> _Task material_:
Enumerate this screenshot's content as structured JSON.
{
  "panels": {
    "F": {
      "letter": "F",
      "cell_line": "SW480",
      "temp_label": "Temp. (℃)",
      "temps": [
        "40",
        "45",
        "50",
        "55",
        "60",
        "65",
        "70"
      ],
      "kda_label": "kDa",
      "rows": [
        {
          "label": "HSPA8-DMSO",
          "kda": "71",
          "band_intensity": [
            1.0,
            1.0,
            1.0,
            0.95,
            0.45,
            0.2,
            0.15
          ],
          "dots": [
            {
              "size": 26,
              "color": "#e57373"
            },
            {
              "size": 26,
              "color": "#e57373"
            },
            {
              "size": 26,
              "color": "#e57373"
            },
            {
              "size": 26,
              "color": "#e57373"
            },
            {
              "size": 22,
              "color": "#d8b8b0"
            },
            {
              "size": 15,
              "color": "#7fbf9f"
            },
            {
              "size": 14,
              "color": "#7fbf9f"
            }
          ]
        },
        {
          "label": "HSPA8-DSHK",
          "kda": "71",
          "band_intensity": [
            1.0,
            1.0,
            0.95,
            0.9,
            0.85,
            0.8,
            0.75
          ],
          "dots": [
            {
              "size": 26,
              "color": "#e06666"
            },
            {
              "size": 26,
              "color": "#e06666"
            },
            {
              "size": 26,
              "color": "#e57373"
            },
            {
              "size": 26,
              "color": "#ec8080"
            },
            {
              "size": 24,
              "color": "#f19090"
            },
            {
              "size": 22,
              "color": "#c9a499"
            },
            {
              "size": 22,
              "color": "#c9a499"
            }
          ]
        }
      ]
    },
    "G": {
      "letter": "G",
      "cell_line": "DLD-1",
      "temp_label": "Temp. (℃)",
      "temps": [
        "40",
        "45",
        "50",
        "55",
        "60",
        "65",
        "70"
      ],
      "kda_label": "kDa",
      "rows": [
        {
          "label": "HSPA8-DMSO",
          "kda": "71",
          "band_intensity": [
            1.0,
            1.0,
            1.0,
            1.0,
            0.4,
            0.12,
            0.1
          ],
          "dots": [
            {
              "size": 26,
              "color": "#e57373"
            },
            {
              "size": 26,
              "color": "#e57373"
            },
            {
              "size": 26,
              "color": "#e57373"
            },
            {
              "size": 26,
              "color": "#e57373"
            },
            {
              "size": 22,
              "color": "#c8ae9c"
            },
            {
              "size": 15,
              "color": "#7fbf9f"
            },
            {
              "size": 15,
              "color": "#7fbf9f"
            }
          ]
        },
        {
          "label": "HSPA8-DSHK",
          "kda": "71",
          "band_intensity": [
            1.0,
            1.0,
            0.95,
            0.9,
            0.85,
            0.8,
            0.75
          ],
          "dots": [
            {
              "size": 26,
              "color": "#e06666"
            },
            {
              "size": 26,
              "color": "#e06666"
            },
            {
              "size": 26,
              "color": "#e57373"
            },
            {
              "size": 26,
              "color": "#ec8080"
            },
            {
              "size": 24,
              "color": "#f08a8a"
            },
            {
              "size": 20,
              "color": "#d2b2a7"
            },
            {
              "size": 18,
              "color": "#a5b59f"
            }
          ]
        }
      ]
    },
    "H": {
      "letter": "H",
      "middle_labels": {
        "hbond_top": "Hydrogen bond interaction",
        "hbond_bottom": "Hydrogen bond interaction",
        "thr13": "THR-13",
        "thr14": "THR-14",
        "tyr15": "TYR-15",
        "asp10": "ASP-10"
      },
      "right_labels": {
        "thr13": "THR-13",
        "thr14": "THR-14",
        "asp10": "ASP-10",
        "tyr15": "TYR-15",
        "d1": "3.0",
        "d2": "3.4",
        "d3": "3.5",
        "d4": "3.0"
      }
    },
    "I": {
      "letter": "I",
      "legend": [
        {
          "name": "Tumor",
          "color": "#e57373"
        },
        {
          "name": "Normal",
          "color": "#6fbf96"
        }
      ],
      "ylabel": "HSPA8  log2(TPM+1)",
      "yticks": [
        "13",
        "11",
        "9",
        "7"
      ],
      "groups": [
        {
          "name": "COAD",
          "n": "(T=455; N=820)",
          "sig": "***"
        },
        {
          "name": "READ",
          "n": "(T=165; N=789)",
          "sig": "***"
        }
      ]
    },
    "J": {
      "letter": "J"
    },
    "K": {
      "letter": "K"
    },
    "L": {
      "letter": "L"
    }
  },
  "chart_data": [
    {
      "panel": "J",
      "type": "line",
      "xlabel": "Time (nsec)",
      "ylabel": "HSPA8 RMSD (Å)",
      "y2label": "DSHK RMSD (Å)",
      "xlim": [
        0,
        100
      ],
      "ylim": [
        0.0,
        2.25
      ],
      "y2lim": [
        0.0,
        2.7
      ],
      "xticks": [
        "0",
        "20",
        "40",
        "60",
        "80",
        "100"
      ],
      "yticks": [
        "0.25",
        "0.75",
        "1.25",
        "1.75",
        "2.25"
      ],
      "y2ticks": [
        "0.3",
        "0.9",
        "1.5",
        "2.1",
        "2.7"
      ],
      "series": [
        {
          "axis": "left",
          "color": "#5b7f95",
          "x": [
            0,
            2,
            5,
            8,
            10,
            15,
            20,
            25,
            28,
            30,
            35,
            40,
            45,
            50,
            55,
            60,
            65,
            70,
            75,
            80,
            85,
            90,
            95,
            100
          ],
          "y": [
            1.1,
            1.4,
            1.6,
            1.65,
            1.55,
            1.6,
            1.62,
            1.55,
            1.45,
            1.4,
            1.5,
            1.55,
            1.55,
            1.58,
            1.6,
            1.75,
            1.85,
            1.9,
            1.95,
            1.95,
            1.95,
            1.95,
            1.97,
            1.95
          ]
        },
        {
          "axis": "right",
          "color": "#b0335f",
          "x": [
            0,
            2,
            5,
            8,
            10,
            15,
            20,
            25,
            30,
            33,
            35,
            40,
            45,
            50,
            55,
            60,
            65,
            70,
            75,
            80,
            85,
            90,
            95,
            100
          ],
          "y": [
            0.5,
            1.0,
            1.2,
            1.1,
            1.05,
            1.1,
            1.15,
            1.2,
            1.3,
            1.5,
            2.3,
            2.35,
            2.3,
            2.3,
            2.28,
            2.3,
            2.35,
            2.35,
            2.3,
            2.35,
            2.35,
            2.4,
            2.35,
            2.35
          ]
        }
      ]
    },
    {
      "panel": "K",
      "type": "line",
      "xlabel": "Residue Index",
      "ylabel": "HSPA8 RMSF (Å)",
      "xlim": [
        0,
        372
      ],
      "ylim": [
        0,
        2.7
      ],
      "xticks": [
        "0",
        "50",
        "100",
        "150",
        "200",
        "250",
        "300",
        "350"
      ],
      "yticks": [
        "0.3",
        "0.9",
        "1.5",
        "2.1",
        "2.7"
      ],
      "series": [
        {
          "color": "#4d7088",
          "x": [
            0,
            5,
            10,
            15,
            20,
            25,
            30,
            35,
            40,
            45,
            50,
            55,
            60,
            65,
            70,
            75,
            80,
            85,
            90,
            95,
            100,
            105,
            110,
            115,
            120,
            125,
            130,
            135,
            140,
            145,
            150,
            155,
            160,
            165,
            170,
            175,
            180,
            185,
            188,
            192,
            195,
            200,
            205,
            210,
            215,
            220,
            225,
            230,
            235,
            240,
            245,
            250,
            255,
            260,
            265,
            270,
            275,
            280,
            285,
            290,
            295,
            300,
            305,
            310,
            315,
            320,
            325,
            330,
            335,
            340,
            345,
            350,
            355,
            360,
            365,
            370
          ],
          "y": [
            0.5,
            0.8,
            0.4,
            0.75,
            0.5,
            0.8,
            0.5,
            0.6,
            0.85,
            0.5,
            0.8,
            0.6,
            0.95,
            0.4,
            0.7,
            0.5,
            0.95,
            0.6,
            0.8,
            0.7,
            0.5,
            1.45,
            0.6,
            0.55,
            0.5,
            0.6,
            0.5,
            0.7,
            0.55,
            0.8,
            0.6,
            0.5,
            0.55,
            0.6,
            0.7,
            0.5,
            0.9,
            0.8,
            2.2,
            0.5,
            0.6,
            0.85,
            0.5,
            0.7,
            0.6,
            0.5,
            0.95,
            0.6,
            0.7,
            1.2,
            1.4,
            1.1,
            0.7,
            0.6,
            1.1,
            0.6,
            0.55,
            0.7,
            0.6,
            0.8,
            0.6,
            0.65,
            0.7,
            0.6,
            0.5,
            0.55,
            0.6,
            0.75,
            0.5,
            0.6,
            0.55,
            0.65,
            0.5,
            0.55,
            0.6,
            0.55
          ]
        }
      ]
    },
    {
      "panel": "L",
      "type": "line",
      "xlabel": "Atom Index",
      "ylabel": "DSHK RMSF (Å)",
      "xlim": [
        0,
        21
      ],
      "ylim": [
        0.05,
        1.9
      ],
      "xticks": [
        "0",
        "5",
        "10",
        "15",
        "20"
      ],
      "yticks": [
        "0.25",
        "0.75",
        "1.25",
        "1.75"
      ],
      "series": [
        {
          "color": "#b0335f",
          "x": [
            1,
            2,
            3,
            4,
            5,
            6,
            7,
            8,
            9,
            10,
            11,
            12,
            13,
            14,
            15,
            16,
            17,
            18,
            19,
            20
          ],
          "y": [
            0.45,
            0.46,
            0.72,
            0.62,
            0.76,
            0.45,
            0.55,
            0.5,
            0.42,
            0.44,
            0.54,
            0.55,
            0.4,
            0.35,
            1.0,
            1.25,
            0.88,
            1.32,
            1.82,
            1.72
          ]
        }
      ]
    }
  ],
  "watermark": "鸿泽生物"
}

> _Task description_: Find and copy each line above holding "Hydrogen".

> _Written answer_:
        "hbond_top": "Hydrogen bond interaction",
        "hbond_bottom": "Hydrogen bond interaction",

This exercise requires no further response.